- CONSIGNES -
(A) Indiquez si chacune des affirmations suivantes concorde avec le texte sur l’épigénétique du cancer colorectal, en répondant par oui ou par non et en citant mot pour mot les mots décisifs : (i) le premier phénomène épigénétique découvert est la méthylation de l’ADN ; (ii) la plupart des sites CpG sont toujours présents dans le génome ; (iii) l’épigénétique porte sur des modifications qui changent la séquence d’ADN.
(B) Recopiez à l’identique, dans le texte sur l’épigénétique du cancer colorectal, le passage qui commence par les mots contenant « Dr Anton Titov, MD » et se termine par « ce cancer ? ».
(C) Poursuivez, s’il vous plaît, le texte sur l’épigénétique du cancer colorectal à partir de sa dernière phrase.

- EXTRAIT SOURCE -
..........
Un expert de renom en génétique du cancer colorectal nous éclaire sur le sujet.
Dr C. Boland, MD : La génétique et la génomique du cancer sont au cœur de la révolution du diagnostic et du traitement — la médecine de précision. La plupart de l’attention se concentre sur les mutations des gènes cancérigènes. Mais j’ai longuement étudié une autre forme majeure d’altération génétique dans le cancer colorectal : l’épigénétique.
Les mécanismes épigénétiques agissent comme des interrupteurs maîtres activant ou désactivant les gènes promoteurs ou suppresseurs de tumeurs. À ce titre, ils jouent un rôle essentiel dans l’initiation et la progression du cancer colorectal.
Dr Anton Titov, MD : Quels sont les principaux facteurs épigénétiques dans le cancer colorectal ? Comment l’information épigénétique aide-t-elle à prévenir, diagnostiquer et traiter ce cancer ?
Dr C. Boland, MD : L’épigénétique étudie les modifications de l’expression des gènes qui surviennent sans changement de la séquence d’ADN. Le premier phénomène épigénétique découvert a été la méthylation de l’ADN.
Il existe des séquences d’ADN riches en nucléotides « C » et « G », appelées sites « CpG ». « C » désigne la cytosine, « P » la liaison phosphodiester, et « G » la guanine. La plupart de ces sites ont disparu du génome. Ceux qui subsistent se situent principalement dans les régions promotrices des gènes.
Le promoteur est la partie du gène qui déclenche son activation. Une étape de méthylation de la cytosine peut survenir, et elle est finement régulée. Si de nombreuses cytosines des sites CpG sont méthylées, la configuration de l’ADN change. Le promoteur du gène est alors désactivé.
..........
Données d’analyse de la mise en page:
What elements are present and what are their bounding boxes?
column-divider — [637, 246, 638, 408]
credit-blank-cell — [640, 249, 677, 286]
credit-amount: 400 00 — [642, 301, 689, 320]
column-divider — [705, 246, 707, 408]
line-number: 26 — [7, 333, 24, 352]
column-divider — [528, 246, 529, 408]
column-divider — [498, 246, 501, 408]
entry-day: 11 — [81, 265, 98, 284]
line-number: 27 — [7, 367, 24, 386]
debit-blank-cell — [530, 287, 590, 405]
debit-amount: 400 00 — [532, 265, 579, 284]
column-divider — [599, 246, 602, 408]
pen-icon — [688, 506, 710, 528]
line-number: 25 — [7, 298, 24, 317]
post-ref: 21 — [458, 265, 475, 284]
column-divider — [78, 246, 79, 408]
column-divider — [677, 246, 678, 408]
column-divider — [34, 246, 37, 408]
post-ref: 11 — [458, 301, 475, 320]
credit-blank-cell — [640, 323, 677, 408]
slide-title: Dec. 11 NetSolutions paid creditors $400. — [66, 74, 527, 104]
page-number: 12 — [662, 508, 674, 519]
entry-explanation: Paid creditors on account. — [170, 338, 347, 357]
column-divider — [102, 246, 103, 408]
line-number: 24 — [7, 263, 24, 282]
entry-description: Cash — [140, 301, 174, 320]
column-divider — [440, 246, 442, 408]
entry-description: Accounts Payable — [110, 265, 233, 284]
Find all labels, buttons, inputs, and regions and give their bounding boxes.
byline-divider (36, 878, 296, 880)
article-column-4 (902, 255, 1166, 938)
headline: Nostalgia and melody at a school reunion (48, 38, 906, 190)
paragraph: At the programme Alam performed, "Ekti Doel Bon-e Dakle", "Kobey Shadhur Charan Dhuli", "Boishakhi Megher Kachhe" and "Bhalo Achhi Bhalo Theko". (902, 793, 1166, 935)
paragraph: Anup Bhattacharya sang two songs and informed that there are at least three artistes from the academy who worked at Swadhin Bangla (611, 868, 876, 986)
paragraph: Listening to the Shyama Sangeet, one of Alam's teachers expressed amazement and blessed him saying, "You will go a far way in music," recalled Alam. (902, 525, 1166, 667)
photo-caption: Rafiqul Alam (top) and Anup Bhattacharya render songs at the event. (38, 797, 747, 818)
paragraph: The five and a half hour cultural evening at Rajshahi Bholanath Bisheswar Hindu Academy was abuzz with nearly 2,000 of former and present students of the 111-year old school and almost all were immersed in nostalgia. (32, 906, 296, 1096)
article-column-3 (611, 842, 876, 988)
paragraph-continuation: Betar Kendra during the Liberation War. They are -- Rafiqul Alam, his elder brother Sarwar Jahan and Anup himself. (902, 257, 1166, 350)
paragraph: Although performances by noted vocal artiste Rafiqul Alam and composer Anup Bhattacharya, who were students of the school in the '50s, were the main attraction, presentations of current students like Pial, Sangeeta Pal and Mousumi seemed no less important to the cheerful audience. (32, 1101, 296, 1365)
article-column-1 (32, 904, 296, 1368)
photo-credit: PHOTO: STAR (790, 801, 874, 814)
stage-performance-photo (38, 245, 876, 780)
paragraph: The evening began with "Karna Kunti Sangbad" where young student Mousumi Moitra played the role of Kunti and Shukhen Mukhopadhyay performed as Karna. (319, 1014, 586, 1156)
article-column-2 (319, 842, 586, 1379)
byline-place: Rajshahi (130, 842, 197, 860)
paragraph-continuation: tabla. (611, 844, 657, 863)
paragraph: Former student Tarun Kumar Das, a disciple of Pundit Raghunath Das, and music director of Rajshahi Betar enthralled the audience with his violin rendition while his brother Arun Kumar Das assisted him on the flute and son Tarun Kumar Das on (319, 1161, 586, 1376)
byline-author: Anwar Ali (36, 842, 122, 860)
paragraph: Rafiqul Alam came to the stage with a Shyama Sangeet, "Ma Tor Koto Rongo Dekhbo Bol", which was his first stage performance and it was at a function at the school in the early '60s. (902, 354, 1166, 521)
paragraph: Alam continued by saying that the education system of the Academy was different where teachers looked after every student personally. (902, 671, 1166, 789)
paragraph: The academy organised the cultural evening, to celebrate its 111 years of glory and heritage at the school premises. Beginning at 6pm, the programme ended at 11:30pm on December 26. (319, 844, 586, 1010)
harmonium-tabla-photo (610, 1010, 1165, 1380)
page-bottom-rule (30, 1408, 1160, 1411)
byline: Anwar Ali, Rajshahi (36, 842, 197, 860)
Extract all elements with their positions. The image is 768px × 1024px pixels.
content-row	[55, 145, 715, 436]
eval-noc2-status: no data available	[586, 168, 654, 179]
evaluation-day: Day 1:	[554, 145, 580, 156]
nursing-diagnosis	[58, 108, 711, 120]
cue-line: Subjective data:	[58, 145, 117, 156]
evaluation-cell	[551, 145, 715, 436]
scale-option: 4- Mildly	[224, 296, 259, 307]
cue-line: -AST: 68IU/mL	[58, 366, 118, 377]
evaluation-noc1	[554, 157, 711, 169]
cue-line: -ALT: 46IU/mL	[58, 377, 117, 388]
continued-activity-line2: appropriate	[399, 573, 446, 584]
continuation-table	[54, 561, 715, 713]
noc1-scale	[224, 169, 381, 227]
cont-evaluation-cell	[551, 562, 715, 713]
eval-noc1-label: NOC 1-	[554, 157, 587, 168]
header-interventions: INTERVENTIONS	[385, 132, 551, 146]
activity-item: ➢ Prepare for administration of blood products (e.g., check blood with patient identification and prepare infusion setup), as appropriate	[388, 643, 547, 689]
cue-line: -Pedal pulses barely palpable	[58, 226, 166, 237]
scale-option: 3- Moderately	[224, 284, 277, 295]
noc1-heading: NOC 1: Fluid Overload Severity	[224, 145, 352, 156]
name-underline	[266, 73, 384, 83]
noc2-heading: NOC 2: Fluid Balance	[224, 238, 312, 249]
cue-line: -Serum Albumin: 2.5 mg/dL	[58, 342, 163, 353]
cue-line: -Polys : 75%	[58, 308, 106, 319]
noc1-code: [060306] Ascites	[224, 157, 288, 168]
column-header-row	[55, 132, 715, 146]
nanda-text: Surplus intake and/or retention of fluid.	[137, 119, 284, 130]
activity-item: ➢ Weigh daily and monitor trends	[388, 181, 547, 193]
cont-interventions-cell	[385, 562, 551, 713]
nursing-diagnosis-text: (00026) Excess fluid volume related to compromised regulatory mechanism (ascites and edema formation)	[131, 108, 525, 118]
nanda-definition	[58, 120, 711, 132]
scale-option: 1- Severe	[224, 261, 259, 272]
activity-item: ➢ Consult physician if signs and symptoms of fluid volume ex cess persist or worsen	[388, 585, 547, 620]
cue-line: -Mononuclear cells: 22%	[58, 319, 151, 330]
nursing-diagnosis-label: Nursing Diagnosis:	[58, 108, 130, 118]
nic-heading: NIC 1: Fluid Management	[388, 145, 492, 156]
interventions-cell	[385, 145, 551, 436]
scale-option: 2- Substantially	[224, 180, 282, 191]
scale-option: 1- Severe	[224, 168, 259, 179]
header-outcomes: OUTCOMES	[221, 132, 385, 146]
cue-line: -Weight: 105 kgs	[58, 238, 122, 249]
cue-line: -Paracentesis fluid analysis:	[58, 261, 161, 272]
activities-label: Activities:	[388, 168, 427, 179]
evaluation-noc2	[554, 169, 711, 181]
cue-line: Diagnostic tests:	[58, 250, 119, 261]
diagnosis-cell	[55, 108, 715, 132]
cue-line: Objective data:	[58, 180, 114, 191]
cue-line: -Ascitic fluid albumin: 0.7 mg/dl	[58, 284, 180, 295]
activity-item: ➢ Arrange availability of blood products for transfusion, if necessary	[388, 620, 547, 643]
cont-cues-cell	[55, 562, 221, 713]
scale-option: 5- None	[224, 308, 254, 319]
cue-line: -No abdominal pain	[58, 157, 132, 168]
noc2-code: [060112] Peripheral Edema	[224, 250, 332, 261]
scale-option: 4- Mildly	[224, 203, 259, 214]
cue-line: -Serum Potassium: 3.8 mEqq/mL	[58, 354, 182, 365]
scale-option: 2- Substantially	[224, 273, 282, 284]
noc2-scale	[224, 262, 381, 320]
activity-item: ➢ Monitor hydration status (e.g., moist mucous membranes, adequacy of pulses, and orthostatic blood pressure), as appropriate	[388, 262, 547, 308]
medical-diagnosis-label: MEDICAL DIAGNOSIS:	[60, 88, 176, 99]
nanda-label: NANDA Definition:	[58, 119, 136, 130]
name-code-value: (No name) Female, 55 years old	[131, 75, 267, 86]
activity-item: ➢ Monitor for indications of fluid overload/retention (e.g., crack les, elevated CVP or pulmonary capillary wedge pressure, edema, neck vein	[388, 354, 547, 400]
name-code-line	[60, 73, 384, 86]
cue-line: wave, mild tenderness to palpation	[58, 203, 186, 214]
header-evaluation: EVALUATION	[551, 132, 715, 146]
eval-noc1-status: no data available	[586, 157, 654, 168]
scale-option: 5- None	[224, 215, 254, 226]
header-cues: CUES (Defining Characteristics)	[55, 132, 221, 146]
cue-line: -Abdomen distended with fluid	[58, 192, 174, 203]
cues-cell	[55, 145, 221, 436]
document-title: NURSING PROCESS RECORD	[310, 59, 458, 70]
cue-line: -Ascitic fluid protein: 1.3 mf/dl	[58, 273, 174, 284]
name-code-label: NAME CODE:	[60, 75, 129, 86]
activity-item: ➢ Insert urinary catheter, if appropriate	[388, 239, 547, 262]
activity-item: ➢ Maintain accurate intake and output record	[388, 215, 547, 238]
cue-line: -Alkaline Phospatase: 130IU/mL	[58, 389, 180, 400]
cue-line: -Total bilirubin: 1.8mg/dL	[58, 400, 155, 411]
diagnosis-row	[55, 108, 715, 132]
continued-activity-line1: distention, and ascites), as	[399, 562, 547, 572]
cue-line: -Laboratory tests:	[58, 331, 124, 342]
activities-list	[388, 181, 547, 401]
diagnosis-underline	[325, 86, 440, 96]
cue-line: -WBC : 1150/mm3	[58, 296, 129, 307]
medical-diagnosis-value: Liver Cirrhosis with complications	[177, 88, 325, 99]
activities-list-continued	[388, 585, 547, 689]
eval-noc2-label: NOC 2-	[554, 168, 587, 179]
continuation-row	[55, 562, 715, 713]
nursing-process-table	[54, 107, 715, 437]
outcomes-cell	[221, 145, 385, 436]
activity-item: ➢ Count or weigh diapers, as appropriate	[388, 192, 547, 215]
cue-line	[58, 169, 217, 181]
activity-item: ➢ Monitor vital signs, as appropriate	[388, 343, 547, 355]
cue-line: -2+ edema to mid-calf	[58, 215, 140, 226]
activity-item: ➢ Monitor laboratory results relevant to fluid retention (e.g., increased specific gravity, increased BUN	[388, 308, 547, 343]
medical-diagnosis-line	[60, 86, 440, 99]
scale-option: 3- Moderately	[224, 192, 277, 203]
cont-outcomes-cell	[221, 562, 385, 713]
..........
- RÉPONSES ATTENDUES -
(A)
(i) Oui : « Le premier phénomène épigénétique découvert a été la méthylation de l’ADN. »
(ii) Non : « La plupart de ces sites ont disparu du génome. »
(iii) Non : « L’épigénétique étudie les modifications de l’expression des gènes qui surviennent sans changement de la séquence d’ADN. »

(B)
Dr Anton Titov, MD : Quels sont les principaux facteurs épigénétiques dans le cancer colorectal ? Comment l’information épigénétique aide-t-elle à prévenir, diagnostiquer et traiter ce cancer ?

(C)
Cet interrupteur reste verrouillé en position OFF, inactivant le gène. Certains gènes sont naturellement silencieux — la plupart des gènes ne sont pas nécessaires dans la plupart des cellules.
Parfois, une inflammation excessive provoque une méthylation excessive de l’ADN. Les raisons en sont encore mal comprises. Mais dans certains cas, la méthylation devient excessive et commence à désactiver des gènes indispensables au bon fonctionnement cellulaire.
Lorsque cela se produit, des gènes suppresseurs de tumeurs peuvent être inactivés, et le cancer peut se développer via le silence d’une constellation de ces gènes. On appelle cela le « phénotype méthylateur des îlots CpG », ou CIMP. Cette méthylation anormale de l’ADN est probablement responsable de 30 à 40 % de tous les cancers.
Nous avons pris conscience de l’importance du CIMP en étudiant le syndrome de Lynch (cancer colorectal héréditaire). Nous avons observé que 15 % de tous les cancers colorectaux présentaient une instabilité microsatellitaire — caractéristique du cancer colorectal dans le syndrome de Lynch.
Mais nous savions que 15 % des cancers colorectaux ne pouvaient pas être attribués au syndrome de Lynch. Nous avons découvert que parmi ces 15 % de cancers avec instabilité microsatellitaire, seulement 3 % environ étaient dus au syndrome de Lynch. Les 12 % restants résultaient de la méthylation et de l’inactivation d’un des gènes de réparation des mésappariements de l’ADN — en l’occurrence, le gène MLH1.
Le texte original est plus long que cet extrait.